**Task objective**
Copy the footnotes starting at "( 7 )Reflects" and ending at "of GSO Credit Alpha Trading (Cayman) LP.", changing each "general partner" to "managing partner".

**Exercise text**

■ ■ ■

( 3 )Reflects securities held directly by GSO Energy Partners-A LP. GSO Energy Partners-A Associates LLC is the general partner of GSO Energy Partners-A LP.
( 4 )Reflects securities held directly by GSO Energy Partners-B LP. GSO Energy Partners-B Associates LLC is the general partner of GSO Energy Partners-B LP.
( 5 )Reflects securities held directly by GSO Energy Partners-C LP. GSO Energy Partners-C Associates LLC is the general partner of GSO Energy Partners-C LP.
( 6 )Reflects securities held directly by GSO Ener gy Partners-C II LP. GSO Energy Partners-C Associates II LLC is the general partner of GSO Energy Partners-C II LP.
( 7 )Reflects securities held directly by GSO Energy Partners-D LP. GSO Energy Partners-D Associates LLC is the general partner of GSO Energy Partners-D LP.
( 8 )Reflects securities held directly by GSO Credit Alpha Trading (Cayman) LP. GSO Credit Alpha Associates LLC is the general partner of GSO Credit Alpha Trading (Cayman) LP.
( 9 )Reflects securities held directly by GSO Harrington Credit Alpha Fund (Cayman) L.P. GSO Harrington Credit Alpha Associates L.L.C. is the general partner of GSO Harrington Credit Alpha Fund (Cayman) L.P.
( 10 )Reflects securities held directly by GSO Capital Solutions Fund II LP. GSO Capital Solutions Associates II LP is the general partner of GSO Capital Solutions Fund II LP. The general partners of GSO Capital Solutions Associates II LP are GSO Capital Solutions Associates II (Delaware) LLC and GSO Capital Solutions Associates II (Cayman) Ltd.
( 11 )GSO Holdings I L.L.C. is the managing member of each of GSO Capital Opportunities Associates III LLC, GSO Energy Select Opportunities Associates LLC, GSO Energy Partners-A Associates LLC, GSO Energy Partners-B Associates LLC, GSO Energy Partners-C Associates LLC, GSO Energy Partners-C Associates II LLC, GSO Energy Partners-D Associates LLC, GSO Credit Alpha Associates LLC, GSO Harrington Credit Alpha Associates L.L.C. and GSO Capital Solutions Associates II (Delaware) LLC, and a shareholder of GSO Capital Solutions Associates II (Cayman) Ltd. Blackstone Holdings II L.P. is the managing member of GSO Holdings I L.L.C. with respect to securities beneficially owned by the direct holders identified in footnotes 1 through 10 above (collectively, the "GSO Funds"). Blackstone Holdings I/II GP Inc. is the general partner of Blackstone Holdings II L.P.

■ ■ ■

[Dataset records]
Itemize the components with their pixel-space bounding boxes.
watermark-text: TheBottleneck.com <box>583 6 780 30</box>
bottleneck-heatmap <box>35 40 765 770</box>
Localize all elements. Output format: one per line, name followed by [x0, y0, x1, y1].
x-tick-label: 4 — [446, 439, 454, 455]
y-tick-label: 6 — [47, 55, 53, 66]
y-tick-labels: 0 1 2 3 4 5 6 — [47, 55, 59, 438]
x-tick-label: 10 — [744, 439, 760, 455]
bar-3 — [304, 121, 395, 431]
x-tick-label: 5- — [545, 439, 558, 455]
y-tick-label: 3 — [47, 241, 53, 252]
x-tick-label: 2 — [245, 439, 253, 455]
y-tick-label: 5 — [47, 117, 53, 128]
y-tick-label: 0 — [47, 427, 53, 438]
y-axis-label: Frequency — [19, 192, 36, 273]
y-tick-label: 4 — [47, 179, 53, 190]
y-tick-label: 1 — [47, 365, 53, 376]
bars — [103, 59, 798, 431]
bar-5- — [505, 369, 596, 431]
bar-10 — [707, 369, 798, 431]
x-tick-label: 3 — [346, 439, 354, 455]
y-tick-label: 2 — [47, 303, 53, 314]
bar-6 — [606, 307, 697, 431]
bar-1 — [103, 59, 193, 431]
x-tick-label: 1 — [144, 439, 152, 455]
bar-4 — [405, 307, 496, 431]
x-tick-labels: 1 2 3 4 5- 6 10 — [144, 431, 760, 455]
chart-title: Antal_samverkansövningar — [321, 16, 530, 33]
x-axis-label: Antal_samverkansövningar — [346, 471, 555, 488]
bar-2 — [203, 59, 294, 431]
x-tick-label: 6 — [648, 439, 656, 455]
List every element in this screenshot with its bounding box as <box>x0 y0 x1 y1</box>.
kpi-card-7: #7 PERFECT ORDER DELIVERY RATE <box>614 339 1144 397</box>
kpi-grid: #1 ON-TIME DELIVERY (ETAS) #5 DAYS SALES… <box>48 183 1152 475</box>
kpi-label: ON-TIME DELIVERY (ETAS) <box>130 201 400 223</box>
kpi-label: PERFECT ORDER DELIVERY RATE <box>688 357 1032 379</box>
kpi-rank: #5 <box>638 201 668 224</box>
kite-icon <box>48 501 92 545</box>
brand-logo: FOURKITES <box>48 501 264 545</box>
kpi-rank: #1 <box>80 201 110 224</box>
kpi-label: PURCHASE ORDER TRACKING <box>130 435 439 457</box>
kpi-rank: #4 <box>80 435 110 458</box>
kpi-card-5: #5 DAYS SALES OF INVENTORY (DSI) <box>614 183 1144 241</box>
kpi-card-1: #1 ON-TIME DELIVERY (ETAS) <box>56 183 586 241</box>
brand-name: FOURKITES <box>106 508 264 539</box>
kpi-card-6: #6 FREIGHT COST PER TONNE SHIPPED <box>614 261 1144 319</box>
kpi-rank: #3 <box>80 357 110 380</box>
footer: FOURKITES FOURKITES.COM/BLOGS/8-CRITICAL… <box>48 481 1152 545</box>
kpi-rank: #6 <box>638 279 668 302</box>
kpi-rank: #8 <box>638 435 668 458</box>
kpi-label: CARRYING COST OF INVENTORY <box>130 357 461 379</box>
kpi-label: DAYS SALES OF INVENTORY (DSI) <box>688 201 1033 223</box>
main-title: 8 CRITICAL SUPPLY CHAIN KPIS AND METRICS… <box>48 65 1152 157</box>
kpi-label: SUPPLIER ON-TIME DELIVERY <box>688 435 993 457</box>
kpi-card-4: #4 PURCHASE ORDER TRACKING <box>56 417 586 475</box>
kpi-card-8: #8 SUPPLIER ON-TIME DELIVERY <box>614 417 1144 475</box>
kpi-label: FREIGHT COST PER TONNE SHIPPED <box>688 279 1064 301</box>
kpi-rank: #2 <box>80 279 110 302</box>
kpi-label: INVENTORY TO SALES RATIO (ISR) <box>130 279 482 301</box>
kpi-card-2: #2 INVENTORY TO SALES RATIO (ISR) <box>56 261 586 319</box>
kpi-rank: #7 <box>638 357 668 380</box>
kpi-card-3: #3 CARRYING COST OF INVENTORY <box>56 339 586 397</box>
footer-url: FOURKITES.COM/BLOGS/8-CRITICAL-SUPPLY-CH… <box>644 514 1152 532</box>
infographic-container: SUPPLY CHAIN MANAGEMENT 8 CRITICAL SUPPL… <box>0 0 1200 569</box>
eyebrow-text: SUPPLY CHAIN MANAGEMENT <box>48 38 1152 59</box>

■ ■ ■

**Answer**
( 7 )Reflects securities held directly by GSO Energy Partners-D LP. GSO Energy Partners-D Associates LLC is the managing partner of GSO Energy Partners-D LP.
( 8 )Reflects securities held directly by GSO Credit Alpha Trading (Cayman) LP. GSO Credit Alpha Associates LLC is the managing partner of GSO Credit Alpha Trading (Cayman) LP.